DIRECTION
Select and copy out every line in the records containing "формуле".

RECORDS SHOWN
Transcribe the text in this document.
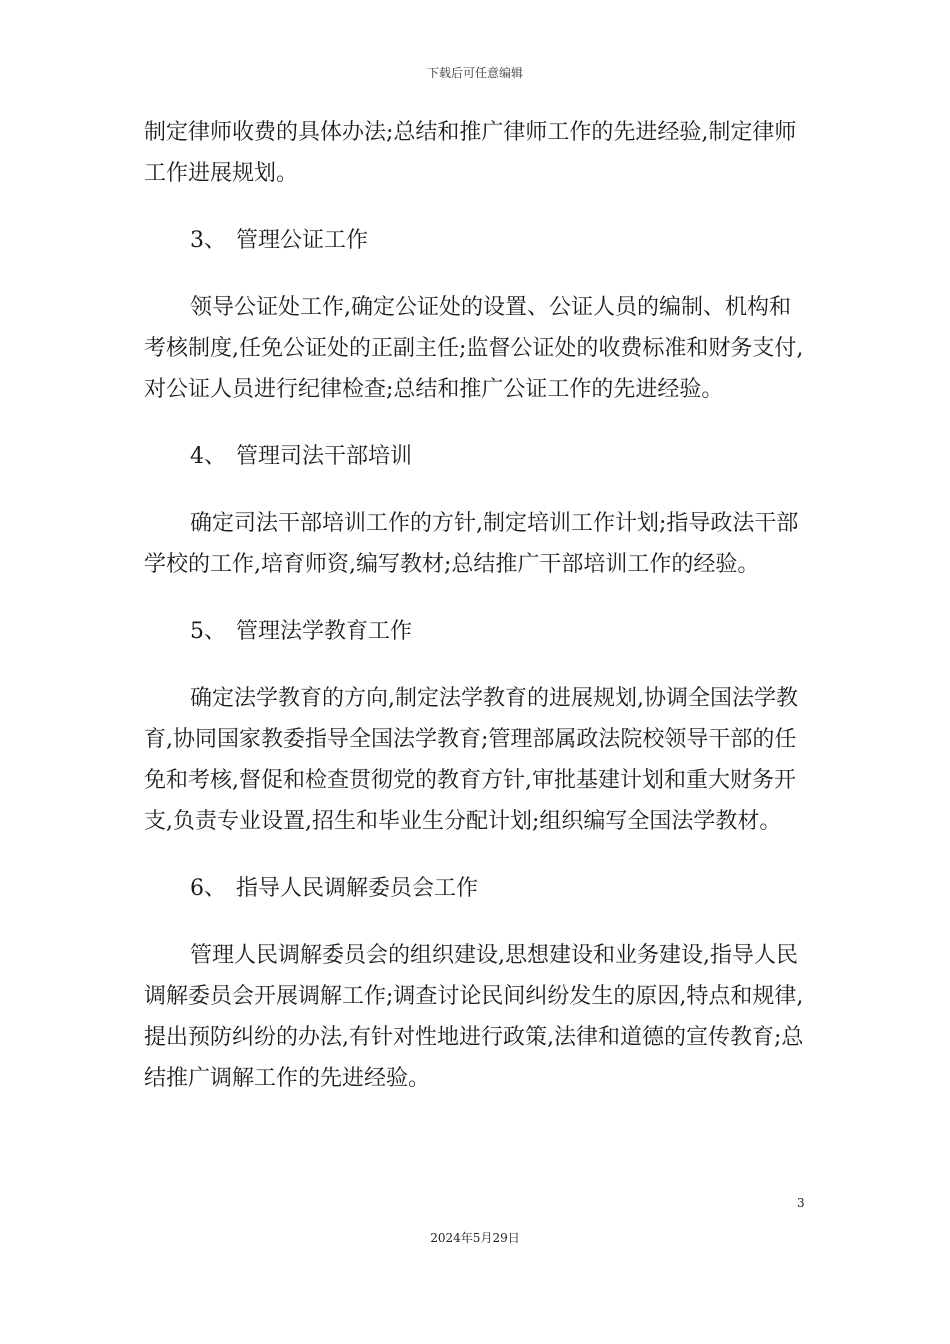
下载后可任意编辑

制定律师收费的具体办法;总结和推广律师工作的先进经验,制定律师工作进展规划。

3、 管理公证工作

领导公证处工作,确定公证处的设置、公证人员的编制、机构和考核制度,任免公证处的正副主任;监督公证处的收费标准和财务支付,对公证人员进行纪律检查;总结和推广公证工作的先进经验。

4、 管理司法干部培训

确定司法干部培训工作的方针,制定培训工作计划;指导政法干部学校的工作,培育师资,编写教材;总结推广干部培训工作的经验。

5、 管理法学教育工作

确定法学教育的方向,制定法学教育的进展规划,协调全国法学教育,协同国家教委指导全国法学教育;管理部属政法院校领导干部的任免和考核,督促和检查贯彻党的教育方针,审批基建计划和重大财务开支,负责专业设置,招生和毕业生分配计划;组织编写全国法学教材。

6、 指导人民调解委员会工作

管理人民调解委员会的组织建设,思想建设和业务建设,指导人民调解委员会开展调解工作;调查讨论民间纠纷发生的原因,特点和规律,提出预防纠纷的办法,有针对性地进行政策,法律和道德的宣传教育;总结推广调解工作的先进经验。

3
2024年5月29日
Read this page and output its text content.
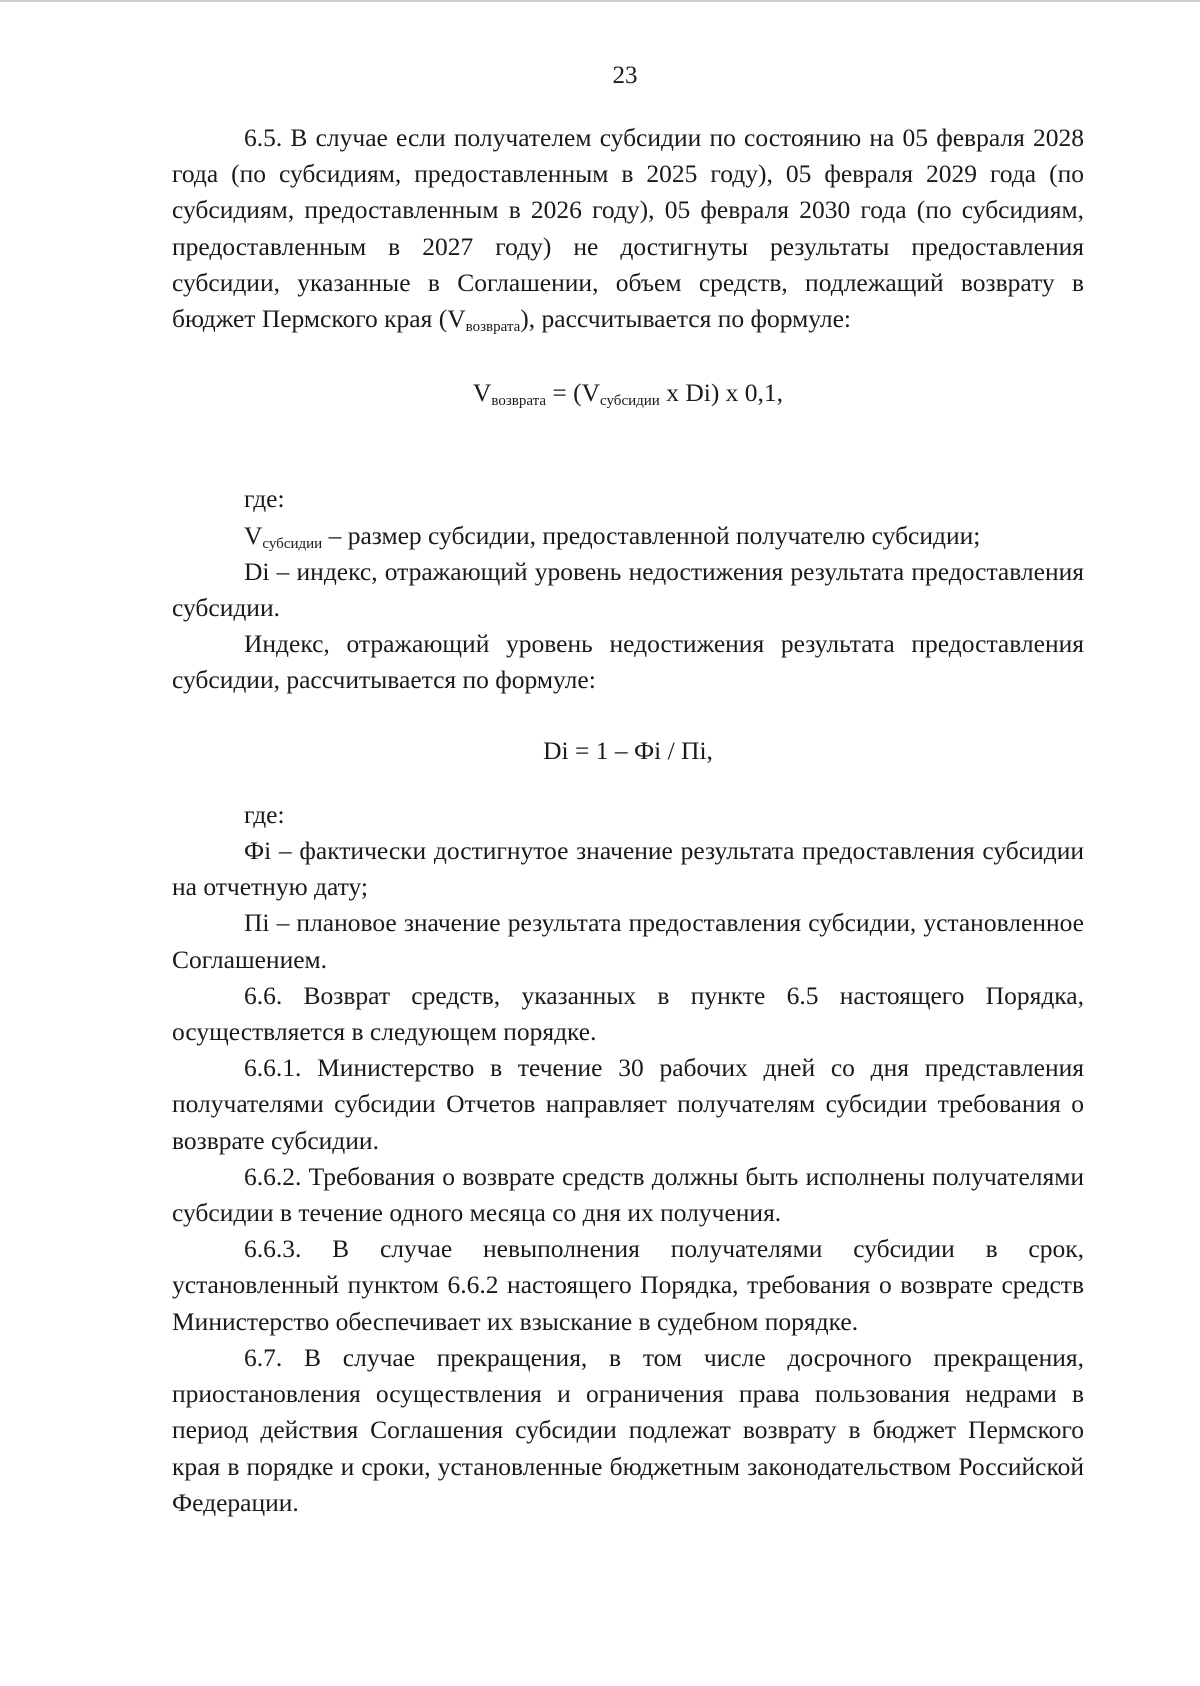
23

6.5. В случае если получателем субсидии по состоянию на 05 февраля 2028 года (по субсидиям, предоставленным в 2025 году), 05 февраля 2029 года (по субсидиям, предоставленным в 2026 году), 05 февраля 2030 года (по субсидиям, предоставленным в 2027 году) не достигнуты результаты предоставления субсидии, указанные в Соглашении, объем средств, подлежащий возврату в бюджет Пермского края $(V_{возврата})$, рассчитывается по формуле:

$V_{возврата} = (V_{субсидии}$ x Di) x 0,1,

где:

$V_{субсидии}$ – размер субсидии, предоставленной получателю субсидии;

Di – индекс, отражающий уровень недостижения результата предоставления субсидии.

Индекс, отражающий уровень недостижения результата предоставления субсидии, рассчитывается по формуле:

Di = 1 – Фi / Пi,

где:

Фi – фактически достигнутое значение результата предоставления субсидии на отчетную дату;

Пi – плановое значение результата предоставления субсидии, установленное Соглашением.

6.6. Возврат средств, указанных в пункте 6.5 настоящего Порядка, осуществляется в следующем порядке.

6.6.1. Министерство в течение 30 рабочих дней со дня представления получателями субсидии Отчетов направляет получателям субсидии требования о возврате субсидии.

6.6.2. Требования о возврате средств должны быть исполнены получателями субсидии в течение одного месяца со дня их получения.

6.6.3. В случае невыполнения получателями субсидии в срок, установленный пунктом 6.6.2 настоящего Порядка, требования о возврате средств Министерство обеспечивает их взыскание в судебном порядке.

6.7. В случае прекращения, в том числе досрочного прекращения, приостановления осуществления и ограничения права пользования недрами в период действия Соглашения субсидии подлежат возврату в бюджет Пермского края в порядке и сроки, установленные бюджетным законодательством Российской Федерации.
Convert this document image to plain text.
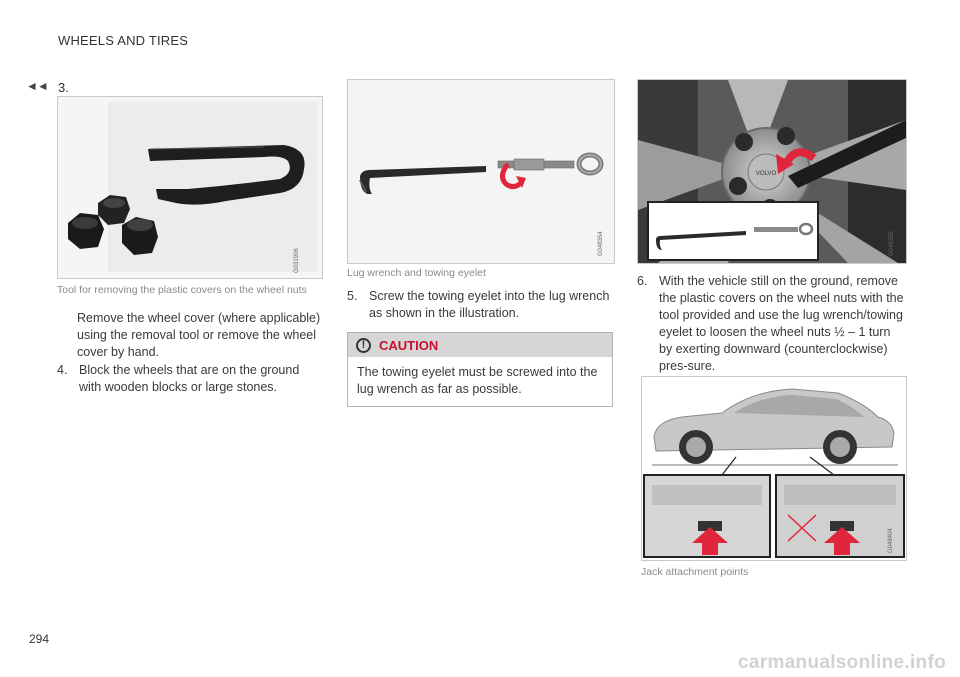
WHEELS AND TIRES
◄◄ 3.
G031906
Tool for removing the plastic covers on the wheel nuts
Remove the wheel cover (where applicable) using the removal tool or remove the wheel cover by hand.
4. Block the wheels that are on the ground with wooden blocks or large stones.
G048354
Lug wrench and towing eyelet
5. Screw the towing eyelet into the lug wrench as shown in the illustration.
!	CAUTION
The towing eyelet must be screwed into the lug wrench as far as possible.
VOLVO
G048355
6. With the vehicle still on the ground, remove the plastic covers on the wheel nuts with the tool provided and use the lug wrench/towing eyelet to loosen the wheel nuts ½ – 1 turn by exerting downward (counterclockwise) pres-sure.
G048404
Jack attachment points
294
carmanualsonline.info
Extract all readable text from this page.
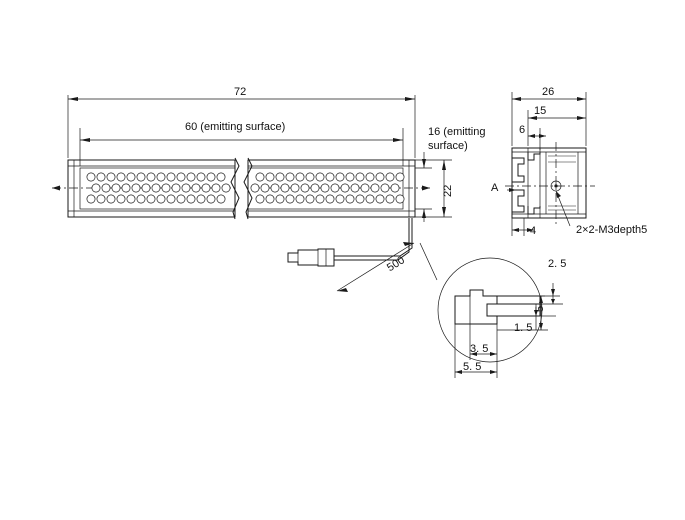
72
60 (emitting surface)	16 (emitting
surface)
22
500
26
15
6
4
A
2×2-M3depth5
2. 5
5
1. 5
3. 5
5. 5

SOLUTION TO THIS TASK
6.5. В случае если получателем субсидии по состоянию на 05 февраля 2028 года (по субсидиям, предоставленным в 2025 году), 05 февраля 2029 года (по субсидиям, предоставленным в 2026 году), 05 февраля 2030 года (по субсидиям, предоставленным в 2027 году) не достигнуты результаты предоставления субсидии, указанные в Соглашении, объем средств, подлежащий возврату в бюджет Пермского края $(V_{возврата})$, рассчитывается по формуле:
Индекс, отражающий уровень недостижения результата предоставления субсидии, рассчитывается по формуле:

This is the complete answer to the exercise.